Work instructions
Copy out the records precisely, omitting pictures.

Entries provided
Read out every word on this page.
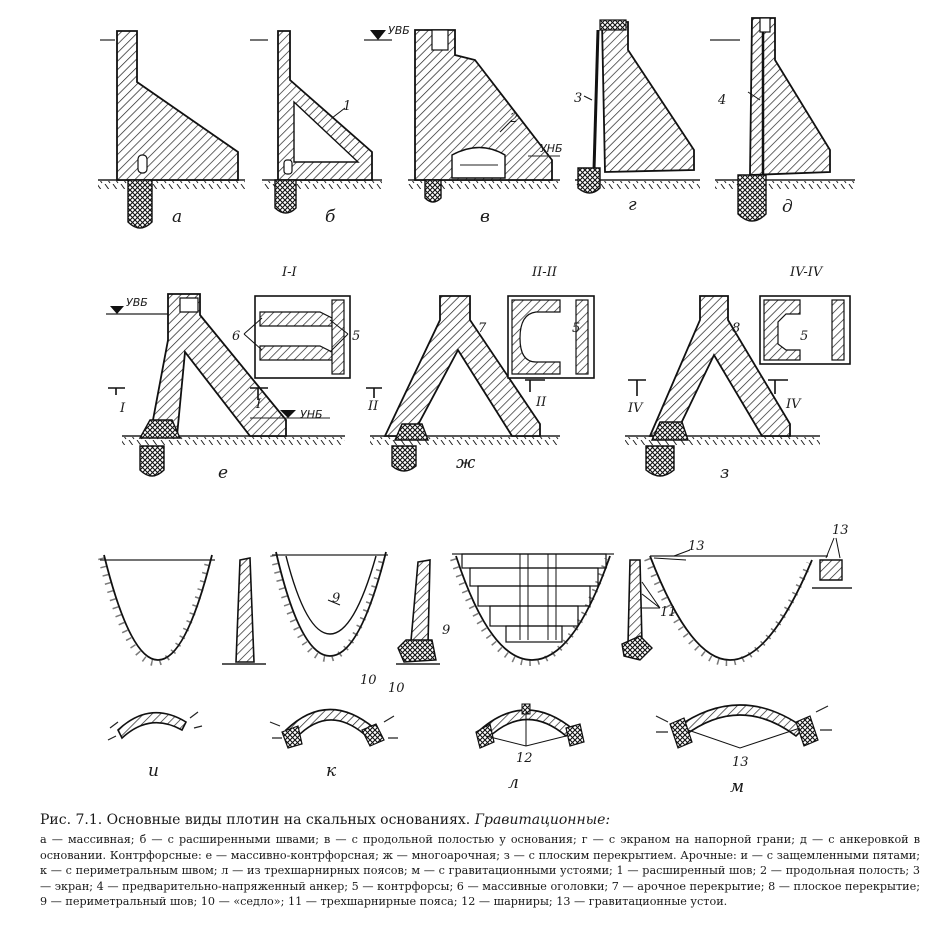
а
1
б
УВБ
УНБ
2
в
3
г
4
д
УВБ
I	I
УНБ
е
I-I
6	5
II
ж
II-II
II
7	5
IV
з
IV-IV
IV
8
5
9
10
9
10
11
13
13
и	к
12
л
13
м
Рис. 7.1. Основные виды плотин на скальных основаниях. Гравитационные:
а — массивная; б — с расширенными швами; в — с продольной полостью у основания; г — с экраном на напорной грани; д — с анкеровкой в основании. Контрфорсные: е — массивно-контрфорсная; ж — многоарочная; з — с плоским перекрытием. Арочные: и — с защемленными пятами; к — с периметральным швом; л — из трехшарнирных поясов; м — с гравитационными устоями; 1 — расширенный шов; 2 — продольная полость; 3 — экран; 4 — предварительно-напряженный анкер; 5 — контрфорсы; 6 — массивные оголовки; 7 — арочное перекрытие; 8 — плоское перекрытие; 9 — периметральный шов; 10 — «седло»; 11 — трехшарнирные пояса; 12 — шарниры; 13 — гравитационные устои.
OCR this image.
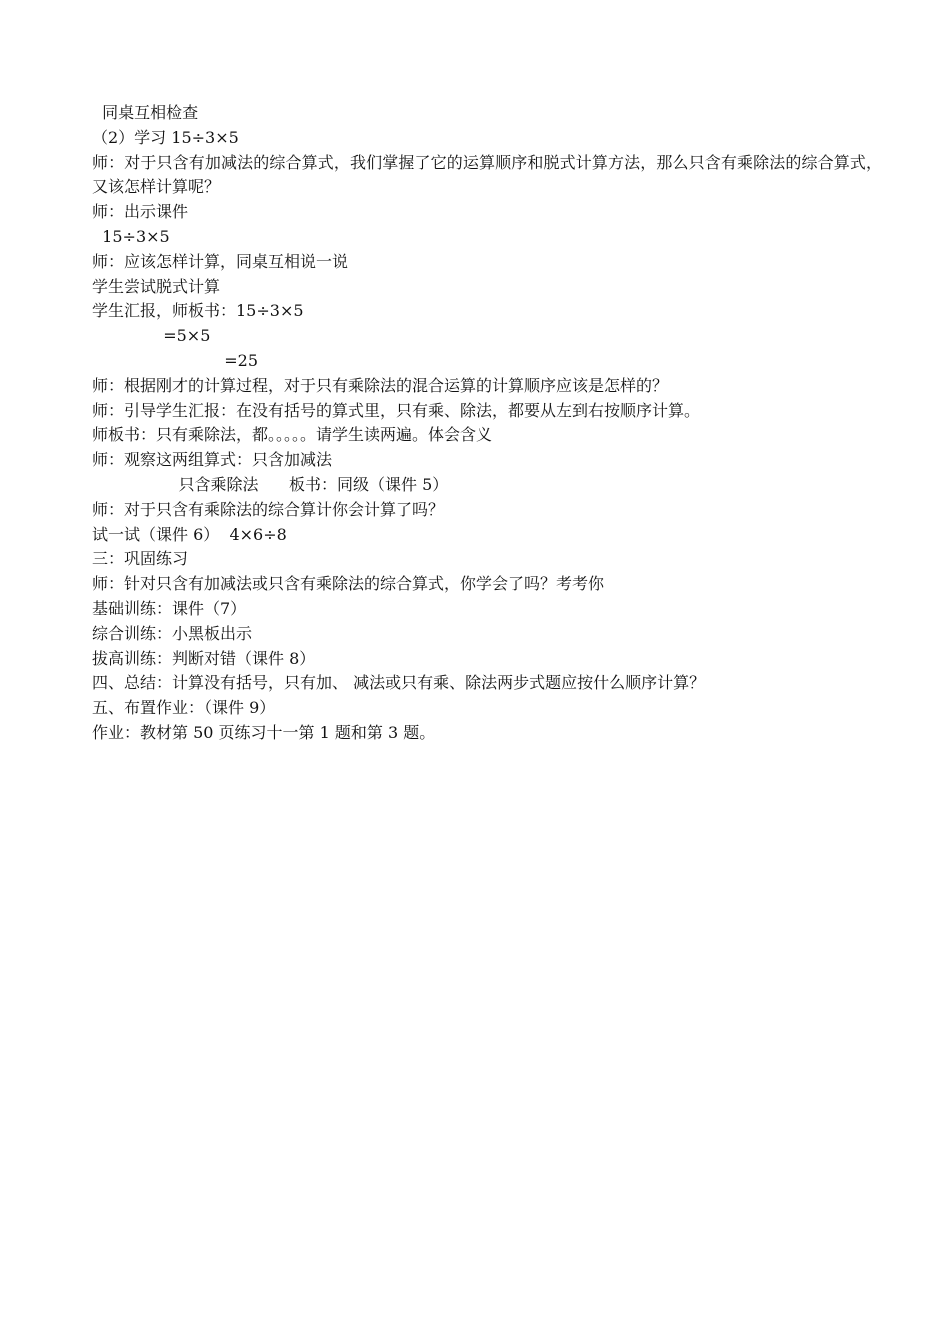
同桌互相检查
（2）学习 15÷3×5
师：对于只含有加减法的综合算式，我们掌握了它的运算顺序和脱式计算方法，那么只含有乘除法的综合算式，又该怎样计算呢？
师：出示课件
15÷3×5
师：应该怎样计算，同桌互相说一说
学生尝试脱式计算
学生汇报，师板书：15÷3×5
=5×5
=25
师：根据刚才的计算过程，对于只有乘除法的混合运算的计算顺序应该是怎样的？
师：引导学生汇报：在没有括号的算式里，只有乘、除法，都要从左到右按顺序计算。
师板书：只有乘除法，都。。。。。请学生读两遍。体会含义
师：观察这两组算式：只含加减法
只含乘除法      板书：同级（课件 5）
师：对于只含有乘除法的综合算计你会计算了吗？
试一试（课件 6）  4×6÷8
三：巩固练习
师：针对只含有加减法或只含有乘除法的综合算式，你学会了吗？考考你
基础训练：课件（7）
综合训练：小黑板出示
拔高训练：判断对错（课件 8）
四、总结：计算没有括号，只有加、 减法或只有乘、除法两步式题应按什么顺序计算？
五、布置作业：（课件 9）
作业：教材第 50 页练习十一第 1 题和第 3 题。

Task response
Read out every word on this page.
а
1
б
УВБ
УНБ
2
в
3
г
4
д
УВБ
I	I
УНБ
е
I-I
6	5
II
ж
II-II
II
7	5
IV
з
IV-IV
IV
8
5
9
10
9
10
11
13
13
и	к
12
л
13
м
Рис. 7.1. Основные виды плотин на скальных основаниях. Гравитационные:
а — массивная; б — с расширенными швами; в — с продольной полостью у основания; г — с экраном на напорной грани; д — с анкеровкой в основании. Контрфорсные: е — массивно-контрфорсная; ж — многоарочная; з — с плоским перекрытием. Арочные: и — с защемленными пятами; к — с периметральным швом; л — из трехшарнирных поясов; м — с гравитационными устоями; 1 — расширенный шов; 2 — продольная полость; 3 — экран; 4 — предварительно-напряженный анкер; 5 — контрфорсы; 6 — массивные оголовки; 7 — арочное перекрытие; 8 — плоское перекрытие; 9 — периметральный шов; 10 — «седло»; 11 — трехшарнирные пояса; 12 — шарниры; 13 — гравитационные устои.
OCR this image.
同桌互相检查
（2）学习 15÷3×5
师：对于只含有加减法的综合算式，我们掌握了它的运算顺序和脱式计算方法，那么只含有乘除法的综合算式，又该怎样计算呢？
师：出示课件
15÷3×5
师：应该怎样计算，同桌互相说一说
学生尝试脱式计算
学生汇报，师板书：15÷3×5
=5×5
=25
师：根据刚才的计算过程，对于只有乘除法的混合运算的计算顺序应该是怎样的？
师：引导学生汇报：在没有括号的算式里，只有乘、除法，都要从左到右按顺序计算。
师板书：只有乘除法，都。。。。。请学生读两遍。体会含义
师：观察这两组算式：只含加减法
只含乘除法      板书：同级（课件 5）
师：对于只含有乘除法的综合算计你会计算了吗？
试一试（课件 6）  4×6÷8
三：巩固练习
师：针对只含有加减法或只含有乘除法的综合算式，你学会了吗？考考你
基础训练：课件（7）
综合训练：小黑板出示
拔高训练：判断对错（课件 8）
四、总结：计算没有括号，只有加、 减法或只有乘、除法两步式题应按什么顺序计算？
五、布置作业：（课件 9）
作业：教材第 50 页练习十一第 1 题和第 3 题。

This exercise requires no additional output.